== EXERCISE INPUTS ==
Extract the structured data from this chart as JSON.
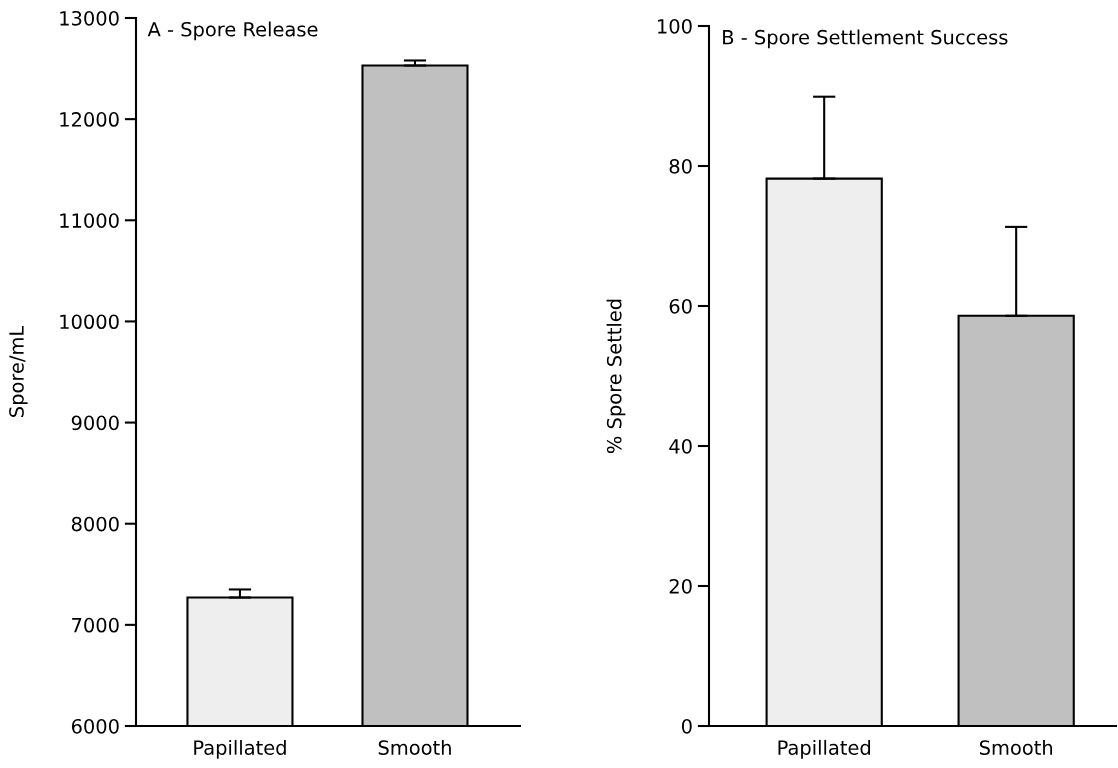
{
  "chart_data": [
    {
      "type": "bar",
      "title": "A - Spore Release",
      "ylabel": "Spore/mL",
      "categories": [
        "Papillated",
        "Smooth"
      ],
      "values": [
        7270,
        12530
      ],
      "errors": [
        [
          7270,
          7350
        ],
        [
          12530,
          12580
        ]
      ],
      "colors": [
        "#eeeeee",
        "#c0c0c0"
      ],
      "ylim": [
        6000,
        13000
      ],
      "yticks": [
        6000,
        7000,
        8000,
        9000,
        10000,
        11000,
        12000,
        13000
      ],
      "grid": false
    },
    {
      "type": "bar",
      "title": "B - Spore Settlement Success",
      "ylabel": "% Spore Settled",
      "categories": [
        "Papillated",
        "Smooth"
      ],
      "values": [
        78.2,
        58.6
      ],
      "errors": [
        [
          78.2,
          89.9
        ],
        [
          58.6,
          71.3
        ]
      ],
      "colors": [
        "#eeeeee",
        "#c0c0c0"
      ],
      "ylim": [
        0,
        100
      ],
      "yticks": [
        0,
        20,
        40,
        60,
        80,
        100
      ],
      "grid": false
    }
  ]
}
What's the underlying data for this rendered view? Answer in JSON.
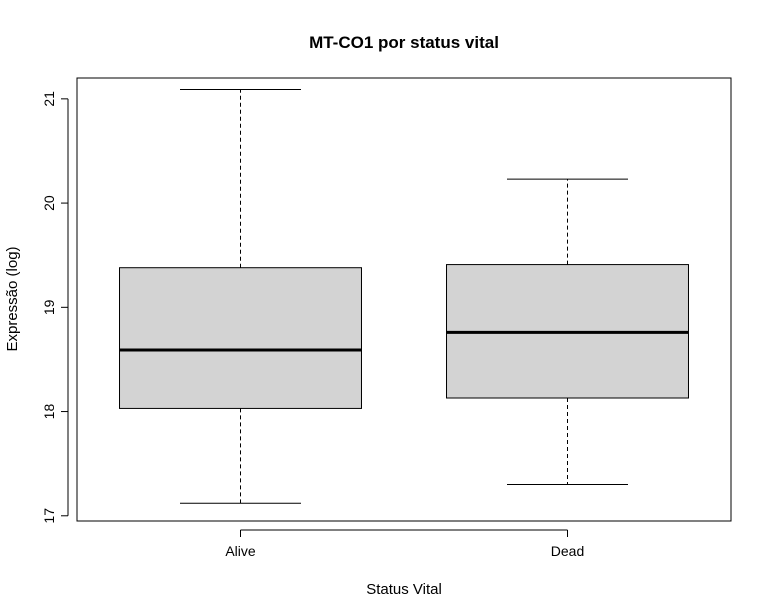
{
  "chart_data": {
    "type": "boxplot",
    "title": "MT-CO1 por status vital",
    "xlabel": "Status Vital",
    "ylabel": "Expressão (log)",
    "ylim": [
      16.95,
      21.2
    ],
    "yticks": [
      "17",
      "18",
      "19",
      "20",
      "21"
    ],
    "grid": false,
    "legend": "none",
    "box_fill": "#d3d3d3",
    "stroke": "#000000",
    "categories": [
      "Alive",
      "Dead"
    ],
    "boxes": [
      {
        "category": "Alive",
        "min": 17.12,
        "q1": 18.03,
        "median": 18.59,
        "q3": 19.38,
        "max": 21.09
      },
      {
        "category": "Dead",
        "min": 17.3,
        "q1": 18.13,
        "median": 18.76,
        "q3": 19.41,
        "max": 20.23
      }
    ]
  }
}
===
== EXERCISE INPUTS ==
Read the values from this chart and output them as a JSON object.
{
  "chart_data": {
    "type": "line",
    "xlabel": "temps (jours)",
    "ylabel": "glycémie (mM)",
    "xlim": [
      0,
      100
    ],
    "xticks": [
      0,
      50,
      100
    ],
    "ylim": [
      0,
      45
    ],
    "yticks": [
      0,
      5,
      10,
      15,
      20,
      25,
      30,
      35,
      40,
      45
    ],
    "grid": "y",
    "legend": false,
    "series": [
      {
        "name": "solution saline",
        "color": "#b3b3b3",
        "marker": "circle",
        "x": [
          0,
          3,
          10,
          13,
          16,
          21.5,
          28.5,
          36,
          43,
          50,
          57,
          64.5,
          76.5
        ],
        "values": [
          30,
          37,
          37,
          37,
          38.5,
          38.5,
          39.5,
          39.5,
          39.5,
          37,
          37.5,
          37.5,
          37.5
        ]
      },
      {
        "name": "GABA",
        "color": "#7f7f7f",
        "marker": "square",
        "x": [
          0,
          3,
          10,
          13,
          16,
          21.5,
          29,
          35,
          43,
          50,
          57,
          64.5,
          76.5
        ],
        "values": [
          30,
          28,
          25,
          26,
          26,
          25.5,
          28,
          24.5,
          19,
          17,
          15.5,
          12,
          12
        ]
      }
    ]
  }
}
===
== EXERCISE INPUTS ==
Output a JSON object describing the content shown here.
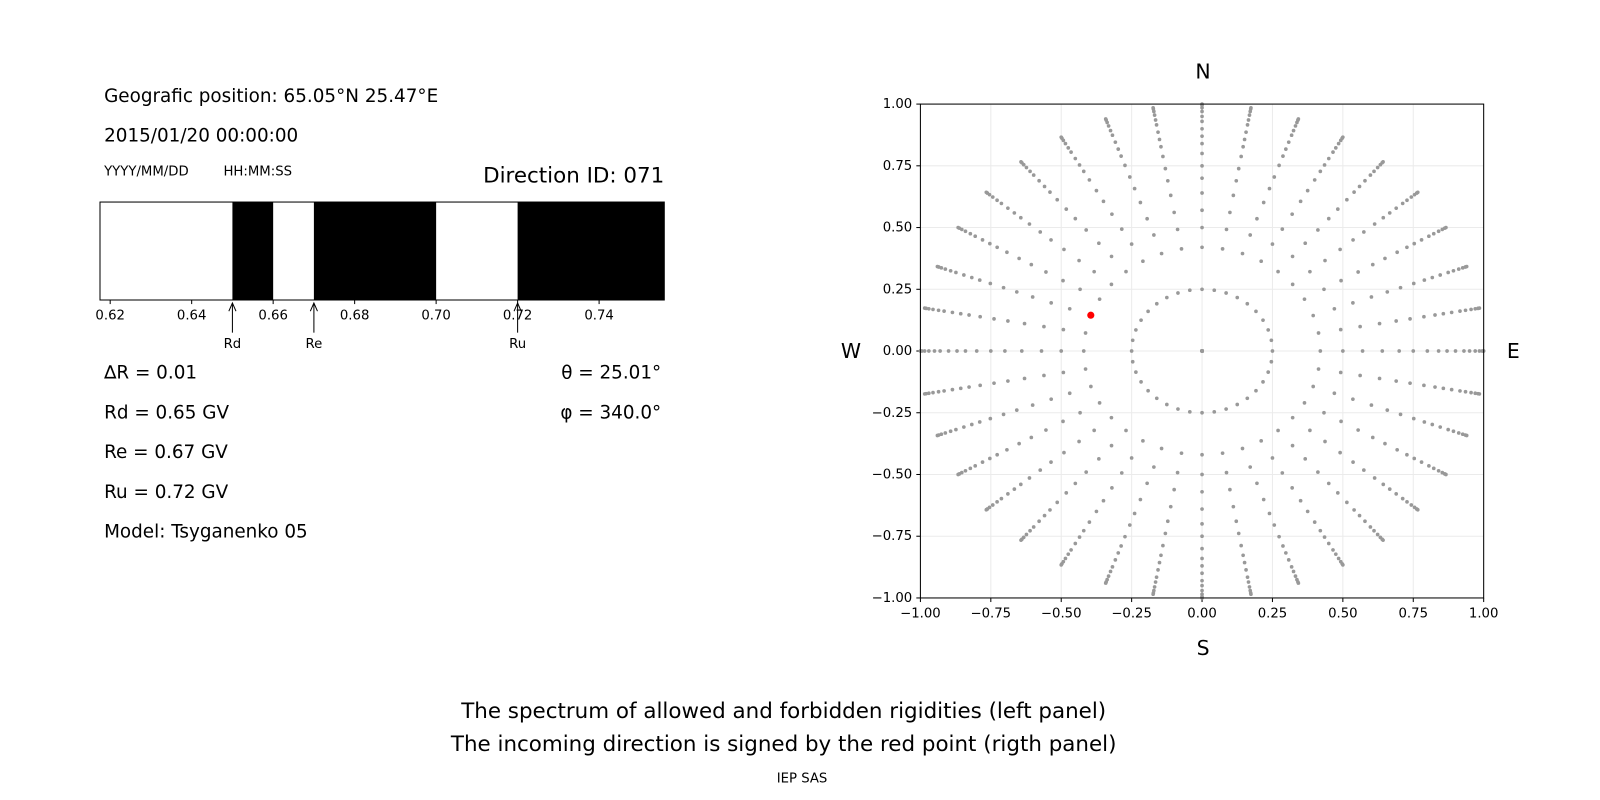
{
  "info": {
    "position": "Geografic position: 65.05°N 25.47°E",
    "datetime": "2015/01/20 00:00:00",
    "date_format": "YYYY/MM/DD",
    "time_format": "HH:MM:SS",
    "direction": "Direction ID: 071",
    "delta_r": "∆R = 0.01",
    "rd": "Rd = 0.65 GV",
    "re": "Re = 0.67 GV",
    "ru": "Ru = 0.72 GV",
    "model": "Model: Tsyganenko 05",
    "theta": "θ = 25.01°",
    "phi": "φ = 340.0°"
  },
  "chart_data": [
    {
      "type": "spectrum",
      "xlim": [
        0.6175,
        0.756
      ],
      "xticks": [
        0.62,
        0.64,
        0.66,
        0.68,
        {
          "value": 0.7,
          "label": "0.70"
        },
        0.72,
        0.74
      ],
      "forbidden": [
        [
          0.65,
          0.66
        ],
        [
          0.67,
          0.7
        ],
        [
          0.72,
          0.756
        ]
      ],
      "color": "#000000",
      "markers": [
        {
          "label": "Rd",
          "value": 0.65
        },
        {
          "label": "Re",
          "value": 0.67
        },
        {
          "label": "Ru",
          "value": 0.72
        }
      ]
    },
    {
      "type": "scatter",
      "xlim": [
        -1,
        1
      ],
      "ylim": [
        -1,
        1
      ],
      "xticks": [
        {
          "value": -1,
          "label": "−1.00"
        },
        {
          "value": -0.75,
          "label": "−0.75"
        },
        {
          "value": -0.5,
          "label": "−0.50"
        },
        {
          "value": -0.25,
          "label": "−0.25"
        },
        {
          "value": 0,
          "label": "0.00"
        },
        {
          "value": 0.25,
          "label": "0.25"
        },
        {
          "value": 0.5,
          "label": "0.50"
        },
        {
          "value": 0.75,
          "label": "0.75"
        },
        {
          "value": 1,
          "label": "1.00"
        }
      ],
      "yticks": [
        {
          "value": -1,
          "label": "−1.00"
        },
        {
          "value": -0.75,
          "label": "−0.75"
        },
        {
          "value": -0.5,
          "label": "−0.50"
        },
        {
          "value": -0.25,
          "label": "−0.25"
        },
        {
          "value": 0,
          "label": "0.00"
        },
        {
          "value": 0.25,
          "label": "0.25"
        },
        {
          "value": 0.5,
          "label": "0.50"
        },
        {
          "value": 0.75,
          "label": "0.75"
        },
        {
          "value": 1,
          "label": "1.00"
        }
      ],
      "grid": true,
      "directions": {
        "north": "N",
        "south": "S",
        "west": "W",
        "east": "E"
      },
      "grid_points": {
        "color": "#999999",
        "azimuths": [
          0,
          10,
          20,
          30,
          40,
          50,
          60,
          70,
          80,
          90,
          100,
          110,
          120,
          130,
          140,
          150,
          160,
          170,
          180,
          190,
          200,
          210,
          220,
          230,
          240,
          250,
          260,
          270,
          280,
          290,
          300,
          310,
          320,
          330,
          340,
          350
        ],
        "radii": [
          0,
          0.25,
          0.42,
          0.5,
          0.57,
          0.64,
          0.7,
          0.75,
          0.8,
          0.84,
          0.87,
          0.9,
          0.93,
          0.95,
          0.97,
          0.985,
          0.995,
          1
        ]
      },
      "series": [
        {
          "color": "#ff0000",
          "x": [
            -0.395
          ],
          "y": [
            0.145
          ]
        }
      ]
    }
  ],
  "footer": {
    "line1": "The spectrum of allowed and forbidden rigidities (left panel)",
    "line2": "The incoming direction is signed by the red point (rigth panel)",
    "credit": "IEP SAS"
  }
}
===
List all lines in the material containing the string "spectrum".

OUTPUT FOR THIS EXERCISE |
      "type": "spectrum",
    "line1": "The spectrum of allowed and forbidden rigidities (left panel)",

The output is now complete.